▶ **Задание**
Преобразуйте, пожалуйста, все строки из позиций ниже в таблицу Markdown с двумя столбцами: «№» для номера строки и «Строка» для ее текста. Пустые строки пропустите.

▶ **Исходные данные**
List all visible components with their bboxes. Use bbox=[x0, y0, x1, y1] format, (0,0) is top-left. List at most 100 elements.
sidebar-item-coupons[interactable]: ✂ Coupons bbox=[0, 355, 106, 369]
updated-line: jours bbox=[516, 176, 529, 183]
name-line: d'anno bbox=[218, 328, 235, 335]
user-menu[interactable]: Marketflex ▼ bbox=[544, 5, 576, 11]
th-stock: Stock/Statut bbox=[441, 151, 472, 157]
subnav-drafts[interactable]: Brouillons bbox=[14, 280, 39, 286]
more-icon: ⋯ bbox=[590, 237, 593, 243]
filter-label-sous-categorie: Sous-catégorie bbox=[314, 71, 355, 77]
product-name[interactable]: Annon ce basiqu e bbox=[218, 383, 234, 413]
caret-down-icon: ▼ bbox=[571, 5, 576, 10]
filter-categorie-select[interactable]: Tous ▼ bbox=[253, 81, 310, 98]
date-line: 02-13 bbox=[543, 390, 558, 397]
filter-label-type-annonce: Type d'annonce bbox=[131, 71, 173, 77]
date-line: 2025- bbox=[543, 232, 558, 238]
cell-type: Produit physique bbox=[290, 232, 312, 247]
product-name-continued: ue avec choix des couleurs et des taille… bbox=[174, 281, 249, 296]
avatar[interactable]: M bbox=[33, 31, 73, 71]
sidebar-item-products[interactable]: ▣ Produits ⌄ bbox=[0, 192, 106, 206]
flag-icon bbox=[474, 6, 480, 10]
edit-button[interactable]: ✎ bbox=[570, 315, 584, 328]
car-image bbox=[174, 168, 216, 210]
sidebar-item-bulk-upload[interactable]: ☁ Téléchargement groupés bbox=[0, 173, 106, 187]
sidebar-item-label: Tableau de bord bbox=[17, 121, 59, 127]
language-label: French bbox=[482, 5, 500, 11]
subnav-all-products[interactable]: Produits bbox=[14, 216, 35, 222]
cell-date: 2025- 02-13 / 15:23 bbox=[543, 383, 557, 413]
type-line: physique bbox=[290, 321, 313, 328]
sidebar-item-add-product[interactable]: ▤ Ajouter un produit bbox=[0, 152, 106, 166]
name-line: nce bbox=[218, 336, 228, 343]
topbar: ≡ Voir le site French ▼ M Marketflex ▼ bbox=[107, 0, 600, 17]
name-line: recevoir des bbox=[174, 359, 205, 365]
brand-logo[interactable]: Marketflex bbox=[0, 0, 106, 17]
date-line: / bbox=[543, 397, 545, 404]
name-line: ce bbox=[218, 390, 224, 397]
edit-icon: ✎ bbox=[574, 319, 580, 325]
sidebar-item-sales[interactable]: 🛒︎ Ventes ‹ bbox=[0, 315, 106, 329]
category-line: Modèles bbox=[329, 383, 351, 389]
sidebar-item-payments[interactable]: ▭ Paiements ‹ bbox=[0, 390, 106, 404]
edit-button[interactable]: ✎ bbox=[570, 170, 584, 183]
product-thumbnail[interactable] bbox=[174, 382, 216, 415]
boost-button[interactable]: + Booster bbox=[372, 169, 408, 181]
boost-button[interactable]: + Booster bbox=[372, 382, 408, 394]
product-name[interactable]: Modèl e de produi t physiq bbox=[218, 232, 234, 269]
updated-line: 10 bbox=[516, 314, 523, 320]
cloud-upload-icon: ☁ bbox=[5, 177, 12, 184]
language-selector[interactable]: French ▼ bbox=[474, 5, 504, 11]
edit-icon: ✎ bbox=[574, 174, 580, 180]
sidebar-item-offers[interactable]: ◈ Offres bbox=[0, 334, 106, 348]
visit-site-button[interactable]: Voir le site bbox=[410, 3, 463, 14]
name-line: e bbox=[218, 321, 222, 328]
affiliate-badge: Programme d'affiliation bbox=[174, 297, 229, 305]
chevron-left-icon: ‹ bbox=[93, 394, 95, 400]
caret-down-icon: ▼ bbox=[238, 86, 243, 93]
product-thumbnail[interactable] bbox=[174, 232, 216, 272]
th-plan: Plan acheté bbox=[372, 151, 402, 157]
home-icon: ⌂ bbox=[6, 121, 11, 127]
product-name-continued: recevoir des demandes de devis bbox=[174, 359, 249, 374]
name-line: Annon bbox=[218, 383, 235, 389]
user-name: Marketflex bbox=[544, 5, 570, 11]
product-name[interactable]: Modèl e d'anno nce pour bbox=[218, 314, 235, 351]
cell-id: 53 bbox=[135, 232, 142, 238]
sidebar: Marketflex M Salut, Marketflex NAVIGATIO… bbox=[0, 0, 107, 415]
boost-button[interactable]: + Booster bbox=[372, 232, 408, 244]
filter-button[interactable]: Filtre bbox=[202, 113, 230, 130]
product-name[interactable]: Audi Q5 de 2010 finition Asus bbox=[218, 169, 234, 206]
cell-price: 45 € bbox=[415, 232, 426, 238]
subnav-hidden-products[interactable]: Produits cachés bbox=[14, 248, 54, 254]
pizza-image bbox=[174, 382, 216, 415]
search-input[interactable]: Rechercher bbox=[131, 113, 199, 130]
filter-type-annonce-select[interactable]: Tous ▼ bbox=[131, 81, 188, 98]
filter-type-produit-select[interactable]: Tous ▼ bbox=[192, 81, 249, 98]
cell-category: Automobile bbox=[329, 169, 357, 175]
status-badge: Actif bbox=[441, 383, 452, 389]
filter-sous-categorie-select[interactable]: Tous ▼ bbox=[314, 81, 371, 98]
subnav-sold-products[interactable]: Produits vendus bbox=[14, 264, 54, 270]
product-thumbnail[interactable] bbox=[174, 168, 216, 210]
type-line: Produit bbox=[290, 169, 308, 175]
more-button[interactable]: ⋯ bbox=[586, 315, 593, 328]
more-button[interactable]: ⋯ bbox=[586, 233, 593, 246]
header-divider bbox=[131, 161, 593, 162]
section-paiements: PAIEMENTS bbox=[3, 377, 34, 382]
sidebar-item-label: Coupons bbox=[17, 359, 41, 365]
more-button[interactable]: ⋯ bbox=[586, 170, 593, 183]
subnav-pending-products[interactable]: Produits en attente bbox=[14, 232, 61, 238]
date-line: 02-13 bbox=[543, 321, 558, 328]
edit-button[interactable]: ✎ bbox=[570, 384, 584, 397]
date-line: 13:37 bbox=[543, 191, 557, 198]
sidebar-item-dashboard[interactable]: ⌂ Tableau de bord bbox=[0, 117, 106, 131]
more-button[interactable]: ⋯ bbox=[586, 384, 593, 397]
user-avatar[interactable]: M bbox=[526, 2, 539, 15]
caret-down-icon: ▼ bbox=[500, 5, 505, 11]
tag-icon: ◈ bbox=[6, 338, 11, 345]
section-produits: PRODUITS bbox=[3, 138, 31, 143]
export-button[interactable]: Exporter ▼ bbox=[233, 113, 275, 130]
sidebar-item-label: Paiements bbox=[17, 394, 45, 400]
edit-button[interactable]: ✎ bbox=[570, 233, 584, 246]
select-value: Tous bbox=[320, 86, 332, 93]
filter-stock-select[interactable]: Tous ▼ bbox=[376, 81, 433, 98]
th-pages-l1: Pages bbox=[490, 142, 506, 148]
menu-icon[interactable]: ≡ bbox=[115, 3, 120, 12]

▶ **Ответ на задание**
| № | Строка |
|---|---|
| 1 | List all visible components with their bboxes. Use bbox=[x0, y0, x1, y1] format, (0,0) is top-left. List at most 100 elements. |
| 2 | sidebar-item-coupons[interactable]: ✂ Coupons bbox=[0, 355, 106, 369] |
| 3 | updated-line: jours bbox=[516, 176, 529, 183] |
| 4 | name-line: d'anno bbox=[218, 328, 235, 335] |
| 5 | user-menu[interactable]: Marketflex ▼ bbox=[544, 5, 576, 11] |
| 6 | th-stock: Stock/Statut bbox=[441, 151, 472, 157] |
| 7 | subnav-drafts[interactable]: Brouillons bbox=[14, 280, 39, 286] |
| 8 | more-icon: ⋯ bbox=[590, 237, 593, 243] |
| 9 | filter-label-sous-categorie: Sous-catégorie bbox=[314, 71, 355, 77] |
| 10 | product-name[interactable]: Annon ce basiqu e bbox=[218, 383, 234, 413] |
| 11 | caret-down-icon: ▼ bbox=[571, 5, 576, 10] |
| 12 | filter-categorie-select[interactable]: Tous ▼ bbox=[253, 81, 310, 98] |
| 13 | date-line: 02-13 bbox=[543, 390, 558, 397] |
| 14 | filter-label-type-annonce: Type d'annonce bbox=[131, 71, 173, 77] |
| 15 | date-line: 2025- bbox=[543, 232, 558, 238] |
| 16 | cell-type: Produit physique bbox=[290, 232, 312, 247] |
| 17 | product-name-continued: ue avec choix des couleurs et des taille… bbox=[174, 281, 249, 296] |
| 18 | avatar[interactable]: M bbox=[33, 31, 73, 71] |
| 19 | sidebar-item-products[interactable]: ▣ Produits ⌄ bbox=[0, 192, 106, 206] |
| 20 | flag-icon bbox=[474, 6, 480, 10] |
| 21 | edit-button[interactable]: ✎ bbox=[570, 315, 584, 328] |
| 22 | car-image bbox=[174, 168, 216, 210] |
| 23 | sidebar-item-bulk-upload[interactable]: ☁ Téléchargement groupés bbox=[0, 173, 106, 187] |
| 24 | sidebar-item-label: Tableau de bord bbox=[17, 121, 59, 127] |
| 25 | language-label: French bbox=[482, 5, 500, 11] |
| 26 | subnav-all-products[interactable]: Produits bbox=[14, 216, 35, 222] |
| 27 | cell-date: 2025- 02-13 / 15:23 bbox=[543, 383, 557, 413] |
| 28 | type-line: physique bbox=[290, 321, 313, 328] |
| 29 | sidebar-item-add-product[interactable]: ▤ Ajouter un produit bbox=[0, 152, 106, 166] |
| 30 | name-line: nce bbox=[218, 336, 228, 343] |
| 31 | topbar: ≡ Voir le site French ▼ M Marketflex ▼ bbox=[107, 0, 600, 17] |
| 32 | name-line: recevoir des bbox=[174, 359, 205, 365] |
| 33 | brand-logo[interactable]: Marketflex bbox=[0, 0, 106, 17] |
| 34 | date-line: / bbox=[543, 397, 545, 404] |
| 35 | name-line: ce bbox=[218, 390, 224, 397] |
| 36 | edit-icon: ✎ bbox=[574, 319, 580, 325] |
| 37 | sidebar-item-sales[interactable]: 🛒︎ Ventes ‹ bbox=[0, 315, 106, 329] |
| 38 | category-line: Modèles bbox=[329, 383, 351, 389] |
| 39 | sidebar-item-payments[interactable]: ▭ Paiements ‹ bbox=[0, 390, 106, 404] |
| 40 | edit-button[interactable]: ✎ bbox=[570, 170, 584, 183] |
| 41 | product-thumbnail[interactable] bbox=[174, 382, 216, 415] |
| 42 | boost-button[interactable]: + Booster bbox=[372, 169, 408, 181] |
| 43 | boost-button[interactable]: + Booster bbox=[372, 382, 408, 394] |
| 44 | product-name[interactable]: Modèl e de produi t physiq bbox=[218, 232, 234, 269] |
| 45 | updated-line: 10 bbox=[516, 314, 523, 320] |
| 46 | cloud-upload-icon: ☁ bbox=[5, 177, 12, 184] |
| 47 | language-selector[interactable]: French ▼ bbox=[474, 5, 504, 11] |
| 48 | edit-icon: ✎ bbox=[574, 174, 580, 180] |
| 49 | sidebar-item-offers[interactable]: ◈ Offres bbox=[0, 334, 106, 348] |
| 50 | visit-site-button[interactable]: Voir le site bbox=[410, 3, 463, 14] |
| 51 | name-line: e bbox=[218, 321, 222, 328] |
| 52 | affiliate-badge: Programme d'affiliation bbox=[174, 297, 229, 305] |
| 53 | chevron-left-icon: ‹ bbox=[93, 394, 95, 400] |
| 54 | caret-down-icon: ▼ bbox=[238, 86, 243, 93] |
| 55 | product-thumbnail[interactable] bbox=[174, 232, 216, 272] |
| 56 | th-plan: Plan acheté bbox=[372, 151, 402, 157] |
| 57 | home-icon: ⌂ bbox=[6, 121, 11, 127] |
| 58 | product-name-continued: recevoir des demandes de devis bbox=[174, 359, 249, 374] |
| 59 | name-line: Annon bbox=[218, 383, 235, 389] |
| 60 | user-name: Marketflex bbox=[544, 5, 570, 11] |
| 61 | product-name[interactable]: Modèl e d'anno nce pour bbox=[218, 314, 235, 351] |
| 62 | cell-id: 53 bbox=[135, 232, 142, 238] |
| 63 | sidebar: Marketflex M Salut, Marketflex NAVIGATIO… bbox=[0, 0, 107, 415] |
| 64 | boost-button[interactable]: + Booster bbox=[372, 232, 408, 244] |
| 65 | filter-button[interactable]: Filtre bbox=[202, 113, 230, 130] |
| 66 | product-name[interactable]: Audi Q5 de 2010 finition Asus bbox=[218, 169, 234, 206] |
| 67 | cell-price: 45 € bbox=[415, 232, 426, 238] |
| 68 | subnav-hidden-products[interactable]: Produits cachés bbox=[14, 248, 54, 254] |
| 69 | pizza-image bbox=[174, 382, 216, 415] |
| 70 | search-input[interactable]: Rechercher bbox=[131, 113, 199, 130] |
| 71 | filter-type-annonce-select[interactable]: Tous ▼ bbox=[131, 81, 188, 98] |
| 72 | filter-type-produit-select[interactable]: Tous ▼ bbox=[192, 81, 249, 98] |
| 73 | cell-category: Automobile bbox=[329, 169, 357, 175] |
| 74 | status-badge: Actif bbox=[441, 383, 452, 389] |
| 75 | filter-sous-categorie-select[interactable]: Tous ▼ bbox=[314, 81, 371, 98] |
| 76 | subnav-sold-products[interactable]: Produits vendus bbox=[14, 264, 54, 270] |
| 77 | product-thumbnail[interactable] bbox=[174, 168, 216, 210] |
| 78 | type-line: Produit bbox=[290, 169, 308, 175] |
| 79 | more-button[interactable]: ⋯ bbox=[586, 315, 593, 328] |
| 80 | more-button[interactable]: ⋯ bbox=[586, 233, 593, 246] |
| 81 | header-divider bbox=[131, 161, 593, 162] |
| 82 | section-paiements: PAIEMENTS bbox=[3, 377, 34, 382] |
| 83 | sidebar-item-label: Coupons bbox=[17, 359, 41, 365] |
| 84 | more-button[interactable]: ⋯ bbox=[586, 170, 593, 183] |
| 85 | subnav-pending-products[interactable]: Produits en attente bbox=[14, 232, 61, 238] |
| 86 | date-line: 02-13 bbox=[543, 321, 558, 328] |
| 87 | edit-button[interactable]: ✎ bbox=[570, 384, 584, 397] |
| 88 | date-line: 13:37 bbox=[543, 191, 557, 198] |
| 89 | sidebar-item-dashboard[interactable]: ⌂ Tableau de bord bbox=[0, 117, 106, 131] |
| 90 | more-button[interactable]: ⋯ bbox=[586, 384, 593, 397] |
| 91 | user-avatar[interactable]: M bbox=[526, 2, 539, 15] |
| 92 | caret-down-icon: ▼ bbox=[500, 5, 505, 11] |
| 93 | tag-icon: ◈ bbox=[6, 338, 11, 345] |
| 94 | section-produits: PRODUITS bbox=[3, 138, 31, 143] |
| 95 | export-button[interactable]: Exporter ▼ bbox=[233, 113, 275, 130] |
| 96 | sidebar-item-label: Paiements bbox=[17, 394, 45, 400] |
| 97 | edit-button[interactable]: ✎ bbox=[570, 233, 584, 246] |
| 98 | select-value: Tous bbox=[320, 86, 332, 93] |
| 99 | filter-stock-select[interactable]: Tous ▼ bbox=[376, 81, 433, 98] |
| 100 | th-pages-l1: Pages bbox=[490, 142, 506, 148] |
| 101 | menu-icon[interactable]: ≡ bbox=[115, 3, 120, 12] |